* START *

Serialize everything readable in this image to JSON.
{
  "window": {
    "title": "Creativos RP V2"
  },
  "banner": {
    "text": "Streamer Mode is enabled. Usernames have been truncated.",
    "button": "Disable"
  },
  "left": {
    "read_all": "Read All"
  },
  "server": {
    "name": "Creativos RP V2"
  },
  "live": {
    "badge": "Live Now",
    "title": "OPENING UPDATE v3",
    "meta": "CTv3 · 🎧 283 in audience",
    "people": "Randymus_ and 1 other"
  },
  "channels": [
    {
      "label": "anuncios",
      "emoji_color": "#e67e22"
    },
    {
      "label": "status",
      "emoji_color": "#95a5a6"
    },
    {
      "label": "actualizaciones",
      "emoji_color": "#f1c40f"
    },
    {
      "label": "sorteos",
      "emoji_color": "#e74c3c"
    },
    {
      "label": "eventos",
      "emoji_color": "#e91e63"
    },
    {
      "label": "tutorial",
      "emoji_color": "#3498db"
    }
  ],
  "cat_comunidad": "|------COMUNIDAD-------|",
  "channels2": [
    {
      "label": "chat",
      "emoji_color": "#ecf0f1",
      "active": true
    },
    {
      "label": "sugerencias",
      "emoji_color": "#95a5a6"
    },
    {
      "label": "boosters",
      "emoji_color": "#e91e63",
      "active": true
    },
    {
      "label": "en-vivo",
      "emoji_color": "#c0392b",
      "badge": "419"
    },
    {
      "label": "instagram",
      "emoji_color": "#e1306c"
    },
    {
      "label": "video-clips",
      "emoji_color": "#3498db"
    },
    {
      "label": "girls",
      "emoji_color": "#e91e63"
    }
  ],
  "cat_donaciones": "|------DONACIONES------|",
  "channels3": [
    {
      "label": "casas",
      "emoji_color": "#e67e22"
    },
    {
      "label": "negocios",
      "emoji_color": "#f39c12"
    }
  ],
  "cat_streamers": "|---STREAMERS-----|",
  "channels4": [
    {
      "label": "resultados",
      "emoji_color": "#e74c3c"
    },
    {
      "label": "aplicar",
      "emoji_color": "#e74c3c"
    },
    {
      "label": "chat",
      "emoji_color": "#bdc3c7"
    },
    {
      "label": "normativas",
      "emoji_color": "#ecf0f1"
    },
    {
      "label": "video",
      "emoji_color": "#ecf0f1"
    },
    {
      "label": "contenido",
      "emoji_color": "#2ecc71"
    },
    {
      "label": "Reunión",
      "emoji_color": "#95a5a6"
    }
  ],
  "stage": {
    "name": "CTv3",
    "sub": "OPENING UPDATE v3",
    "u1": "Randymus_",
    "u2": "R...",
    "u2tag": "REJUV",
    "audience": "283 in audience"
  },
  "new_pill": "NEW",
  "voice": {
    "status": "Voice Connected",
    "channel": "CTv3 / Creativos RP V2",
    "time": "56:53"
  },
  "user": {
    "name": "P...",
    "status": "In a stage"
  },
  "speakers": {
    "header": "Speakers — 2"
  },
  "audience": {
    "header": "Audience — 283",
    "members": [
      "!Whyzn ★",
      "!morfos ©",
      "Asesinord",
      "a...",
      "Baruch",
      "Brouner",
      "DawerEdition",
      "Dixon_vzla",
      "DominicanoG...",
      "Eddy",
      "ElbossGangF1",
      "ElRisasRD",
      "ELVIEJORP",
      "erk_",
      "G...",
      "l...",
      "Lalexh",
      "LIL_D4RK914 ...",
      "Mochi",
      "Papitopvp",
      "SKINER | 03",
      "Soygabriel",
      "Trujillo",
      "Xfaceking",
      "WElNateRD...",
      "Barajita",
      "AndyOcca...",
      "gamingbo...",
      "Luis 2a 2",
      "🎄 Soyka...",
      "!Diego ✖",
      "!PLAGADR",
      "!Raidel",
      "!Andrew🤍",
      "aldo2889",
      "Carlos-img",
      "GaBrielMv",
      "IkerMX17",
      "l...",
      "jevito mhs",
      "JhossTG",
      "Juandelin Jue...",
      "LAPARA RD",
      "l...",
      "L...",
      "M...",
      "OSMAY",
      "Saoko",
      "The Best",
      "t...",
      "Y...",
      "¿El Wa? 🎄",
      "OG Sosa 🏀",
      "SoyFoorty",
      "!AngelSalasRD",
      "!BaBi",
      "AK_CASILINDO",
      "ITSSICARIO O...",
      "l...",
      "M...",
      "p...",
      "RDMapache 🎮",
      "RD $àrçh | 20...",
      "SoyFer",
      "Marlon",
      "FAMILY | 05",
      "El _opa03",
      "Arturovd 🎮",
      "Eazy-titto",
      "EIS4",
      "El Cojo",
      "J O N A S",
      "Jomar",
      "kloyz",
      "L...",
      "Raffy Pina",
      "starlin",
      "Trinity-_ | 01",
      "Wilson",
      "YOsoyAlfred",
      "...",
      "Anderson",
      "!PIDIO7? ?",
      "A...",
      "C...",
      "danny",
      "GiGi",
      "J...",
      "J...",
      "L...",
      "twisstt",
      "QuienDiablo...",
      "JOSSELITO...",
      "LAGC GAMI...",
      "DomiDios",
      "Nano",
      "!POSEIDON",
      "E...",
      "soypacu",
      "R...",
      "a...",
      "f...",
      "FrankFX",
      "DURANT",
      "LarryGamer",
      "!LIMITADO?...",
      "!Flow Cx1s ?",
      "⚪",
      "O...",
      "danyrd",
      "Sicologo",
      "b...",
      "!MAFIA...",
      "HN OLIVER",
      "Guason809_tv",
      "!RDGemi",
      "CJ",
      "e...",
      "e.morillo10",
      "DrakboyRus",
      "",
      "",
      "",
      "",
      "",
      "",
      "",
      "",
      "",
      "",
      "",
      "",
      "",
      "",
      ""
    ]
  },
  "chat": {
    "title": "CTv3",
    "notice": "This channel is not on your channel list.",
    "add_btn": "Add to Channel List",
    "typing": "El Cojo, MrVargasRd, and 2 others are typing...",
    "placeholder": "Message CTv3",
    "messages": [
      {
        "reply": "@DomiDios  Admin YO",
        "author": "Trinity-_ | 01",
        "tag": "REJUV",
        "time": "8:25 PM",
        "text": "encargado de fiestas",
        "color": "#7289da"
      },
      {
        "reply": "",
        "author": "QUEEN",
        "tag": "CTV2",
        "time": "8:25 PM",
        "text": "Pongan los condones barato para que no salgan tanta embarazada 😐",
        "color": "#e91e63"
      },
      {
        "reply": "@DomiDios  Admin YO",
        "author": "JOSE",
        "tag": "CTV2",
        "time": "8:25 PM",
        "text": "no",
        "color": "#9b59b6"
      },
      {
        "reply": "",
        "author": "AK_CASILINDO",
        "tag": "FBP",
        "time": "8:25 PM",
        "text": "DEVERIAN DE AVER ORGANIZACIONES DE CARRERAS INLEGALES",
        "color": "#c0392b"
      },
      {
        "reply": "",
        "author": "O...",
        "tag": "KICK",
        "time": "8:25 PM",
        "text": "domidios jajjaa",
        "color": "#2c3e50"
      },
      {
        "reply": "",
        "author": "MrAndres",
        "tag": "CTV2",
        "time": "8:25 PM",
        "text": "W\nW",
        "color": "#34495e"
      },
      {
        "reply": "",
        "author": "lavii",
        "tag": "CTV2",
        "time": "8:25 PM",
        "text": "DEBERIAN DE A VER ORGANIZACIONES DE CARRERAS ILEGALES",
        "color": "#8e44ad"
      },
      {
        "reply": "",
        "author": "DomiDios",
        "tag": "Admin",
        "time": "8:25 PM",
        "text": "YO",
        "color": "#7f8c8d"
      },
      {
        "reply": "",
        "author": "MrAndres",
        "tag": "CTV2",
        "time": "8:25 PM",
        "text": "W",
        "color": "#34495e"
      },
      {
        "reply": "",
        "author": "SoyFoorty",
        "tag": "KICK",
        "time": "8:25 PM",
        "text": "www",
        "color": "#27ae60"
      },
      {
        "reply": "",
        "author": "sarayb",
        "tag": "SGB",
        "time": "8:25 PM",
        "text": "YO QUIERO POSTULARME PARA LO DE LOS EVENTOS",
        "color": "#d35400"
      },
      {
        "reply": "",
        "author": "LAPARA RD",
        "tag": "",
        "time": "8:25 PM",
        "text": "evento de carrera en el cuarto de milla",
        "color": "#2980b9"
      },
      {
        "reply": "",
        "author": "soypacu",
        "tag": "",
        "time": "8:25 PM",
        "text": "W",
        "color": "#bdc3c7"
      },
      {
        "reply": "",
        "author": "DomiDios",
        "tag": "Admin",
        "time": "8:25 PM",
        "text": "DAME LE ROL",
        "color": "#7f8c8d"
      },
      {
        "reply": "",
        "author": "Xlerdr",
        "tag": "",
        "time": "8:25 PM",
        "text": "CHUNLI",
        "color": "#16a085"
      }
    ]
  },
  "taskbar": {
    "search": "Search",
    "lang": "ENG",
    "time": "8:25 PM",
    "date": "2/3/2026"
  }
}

* END *

Exercise requirements – From the material above, copy each line that includes the word "Cojo".

Reply to the exercise –
      "El Cojo",
    "typing": "El Cojo, MrVargasRd, and 2 others are typing...",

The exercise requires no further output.